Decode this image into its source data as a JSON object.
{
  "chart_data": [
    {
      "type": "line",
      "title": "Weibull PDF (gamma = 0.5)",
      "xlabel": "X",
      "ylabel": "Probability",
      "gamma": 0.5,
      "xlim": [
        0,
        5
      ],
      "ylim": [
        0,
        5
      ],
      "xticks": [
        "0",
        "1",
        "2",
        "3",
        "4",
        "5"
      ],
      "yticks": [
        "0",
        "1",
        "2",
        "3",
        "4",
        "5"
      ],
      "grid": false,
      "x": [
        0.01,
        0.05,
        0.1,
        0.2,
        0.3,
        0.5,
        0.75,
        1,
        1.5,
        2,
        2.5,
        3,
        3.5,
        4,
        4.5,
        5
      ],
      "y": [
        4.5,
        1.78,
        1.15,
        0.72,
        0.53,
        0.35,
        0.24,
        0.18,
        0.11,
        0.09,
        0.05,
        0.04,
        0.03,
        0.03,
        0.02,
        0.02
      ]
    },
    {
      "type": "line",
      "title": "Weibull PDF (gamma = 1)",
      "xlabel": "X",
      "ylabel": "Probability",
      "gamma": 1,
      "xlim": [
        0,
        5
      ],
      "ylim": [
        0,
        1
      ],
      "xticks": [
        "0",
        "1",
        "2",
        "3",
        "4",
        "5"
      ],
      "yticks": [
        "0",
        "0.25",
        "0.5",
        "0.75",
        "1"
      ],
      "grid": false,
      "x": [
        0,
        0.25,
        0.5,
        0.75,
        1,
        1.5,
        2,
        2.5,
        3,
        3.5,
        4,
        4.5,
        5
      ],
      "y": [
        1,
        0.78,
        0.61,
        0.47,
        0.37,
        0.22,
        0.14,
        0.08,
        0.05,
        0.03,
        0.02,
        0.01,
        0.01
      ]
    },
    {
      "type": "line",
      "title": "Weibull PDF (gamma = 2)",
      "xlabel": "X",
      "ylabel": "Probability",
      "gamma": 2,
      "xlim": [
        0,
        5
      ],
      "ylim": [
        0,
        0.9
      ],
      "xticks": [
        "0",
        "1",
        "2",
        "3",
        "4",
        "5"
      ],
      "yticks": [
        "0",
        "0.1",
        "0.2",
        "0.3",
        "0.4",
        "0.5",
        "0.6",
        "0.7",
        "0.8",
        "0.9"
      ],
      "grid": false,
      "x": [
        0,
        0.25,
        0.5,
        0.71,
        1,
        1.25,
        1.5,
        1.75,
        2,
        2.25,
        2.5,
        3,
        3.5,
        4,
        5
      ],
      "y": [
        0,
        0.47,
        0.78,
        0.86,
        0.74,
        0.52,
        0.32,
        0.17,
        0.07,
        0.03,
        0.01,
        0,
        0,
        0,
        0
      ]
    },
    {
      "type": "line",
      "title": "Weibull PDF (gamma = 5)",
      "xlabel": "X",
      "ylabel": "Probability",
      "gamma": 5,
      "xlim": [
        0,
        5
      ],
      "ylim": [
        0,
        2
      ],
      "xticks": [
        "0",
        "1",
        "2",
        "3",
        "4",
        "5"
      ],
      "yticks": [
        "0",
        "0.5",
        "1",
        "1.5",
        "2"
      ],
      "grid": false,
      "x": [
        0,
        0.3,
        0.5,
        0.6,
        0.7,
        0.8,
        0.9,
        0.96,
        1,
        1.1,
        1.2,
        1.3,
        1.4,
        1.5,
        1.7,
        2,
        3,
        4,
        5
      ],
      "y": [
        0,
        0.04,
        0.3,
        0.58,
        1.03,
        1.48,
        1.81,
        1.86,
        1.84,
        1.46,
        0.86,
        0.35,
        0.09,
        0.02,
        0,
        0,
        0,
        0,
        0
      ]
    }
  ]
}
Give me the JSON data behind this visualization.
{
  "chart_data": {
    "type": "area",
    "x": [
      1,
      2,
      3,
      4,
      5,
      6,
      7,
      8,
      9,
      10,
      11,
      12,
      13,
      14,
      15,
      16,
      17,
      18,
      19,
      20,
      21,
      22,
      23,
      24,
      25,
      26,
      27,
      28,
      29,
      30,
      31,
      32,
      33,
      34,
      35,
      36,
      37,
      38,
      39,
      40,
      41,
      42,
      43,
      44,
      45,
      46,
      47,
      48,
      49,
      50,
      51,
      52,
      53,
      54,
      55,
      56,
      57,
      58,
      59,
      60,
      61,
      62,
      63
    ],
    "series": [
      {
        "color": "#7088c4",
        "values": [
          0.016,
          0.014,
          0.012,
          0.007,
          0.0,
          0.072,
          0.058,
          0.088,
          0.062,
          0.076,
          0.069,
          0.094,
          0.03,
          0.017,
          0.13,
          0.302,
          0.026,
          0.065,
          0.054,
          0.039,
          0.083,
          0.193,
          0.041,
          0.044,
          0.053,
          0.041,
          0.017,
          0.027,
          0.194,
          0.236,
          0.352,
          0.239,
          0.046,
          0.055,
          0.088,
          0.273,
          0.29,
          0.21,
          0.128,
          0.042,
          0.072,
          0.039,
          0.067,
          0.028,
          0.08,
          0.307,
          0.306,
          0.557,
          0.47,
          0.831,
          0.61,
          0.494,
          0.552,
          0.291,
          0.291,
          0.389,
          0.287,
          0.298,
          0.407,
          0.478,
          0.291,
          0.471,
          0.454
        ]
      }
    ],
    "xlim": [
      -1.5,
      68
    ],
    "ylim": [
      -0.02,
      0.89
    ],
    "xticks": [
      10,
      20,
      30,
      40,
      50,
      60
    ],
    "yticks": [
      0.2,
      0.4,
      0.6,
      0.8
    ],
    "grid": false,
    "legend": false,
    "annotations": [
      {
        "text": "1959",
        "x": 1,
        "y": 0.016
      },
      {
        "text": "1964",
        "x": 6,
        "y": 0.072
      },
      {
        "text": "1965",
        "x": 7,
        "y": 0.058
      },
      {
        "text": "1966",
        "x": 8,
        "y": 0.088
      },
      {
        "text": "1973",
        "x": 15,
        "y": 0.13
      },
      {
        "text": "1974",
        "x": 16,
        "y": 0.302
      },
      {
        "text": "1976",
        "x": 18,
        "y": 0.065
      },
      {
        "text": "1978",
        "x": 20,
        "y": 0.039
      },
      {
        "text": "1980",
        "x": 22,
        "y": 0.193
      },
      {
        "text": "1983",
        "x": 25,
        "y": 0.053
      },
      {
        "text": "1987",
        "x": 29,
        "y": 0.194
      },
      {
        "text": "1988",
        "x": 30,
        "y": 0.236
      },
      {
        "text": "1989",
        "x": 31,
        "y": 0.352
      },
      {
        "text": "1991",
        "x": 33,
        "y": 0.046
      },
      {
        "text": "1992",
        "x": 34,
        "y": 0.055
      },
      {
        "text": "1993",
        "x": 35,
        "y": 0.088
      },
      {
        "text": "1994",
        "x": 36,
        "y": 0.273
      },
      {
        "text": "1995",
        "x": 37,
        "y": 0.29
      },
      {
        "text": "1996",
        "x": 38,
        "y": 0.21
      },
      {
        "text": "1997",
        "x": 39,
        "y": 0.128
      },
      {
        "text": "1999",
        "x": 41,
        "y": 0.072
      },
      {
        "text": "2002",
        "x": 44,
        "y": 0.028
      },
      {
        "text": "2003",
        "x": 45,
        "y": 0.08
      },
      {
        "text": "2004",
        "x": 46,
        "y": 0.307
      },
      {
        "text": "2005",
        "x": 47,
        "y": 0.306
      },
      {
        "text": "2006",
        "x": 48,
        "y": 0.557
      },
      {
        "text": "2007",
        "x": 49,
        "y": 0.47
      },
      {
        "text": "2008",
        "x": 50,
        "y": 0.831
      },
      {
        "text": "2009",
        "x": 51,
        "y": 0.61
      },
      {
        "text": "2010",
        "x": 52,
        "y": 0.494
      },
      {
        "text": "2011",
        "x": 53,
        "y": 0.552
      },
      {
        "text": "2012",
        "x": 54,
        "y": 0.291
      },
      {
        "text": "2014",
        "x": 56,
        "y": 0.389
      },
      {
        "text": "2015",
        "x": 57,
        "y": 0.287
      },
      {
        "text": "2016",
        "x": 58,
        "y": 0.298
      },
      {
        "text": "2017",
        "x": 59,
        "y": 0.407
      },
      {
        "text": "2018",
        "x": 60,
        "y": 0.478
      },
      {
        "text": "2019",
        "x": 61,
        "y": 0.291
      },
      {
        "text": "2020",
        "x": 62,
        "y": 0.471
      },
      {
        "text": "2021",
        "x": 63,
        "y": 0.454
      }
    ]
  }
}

##########

What needs to be done
Filter the records above for "gamma" and copy every matching line.

Response to this task
      "title": "Weibull PDF (gamma = 0.5)",
      "gamma": 0.5,
      "title": "Weibull PDF (gamma = 1)",
      "gamma": 1,
      "title": "Weibull PDF (gamma = 2)",
      "gamma": 2,
      "title": "Weibull PDF (gamma = 5)",
      "gamma": 5,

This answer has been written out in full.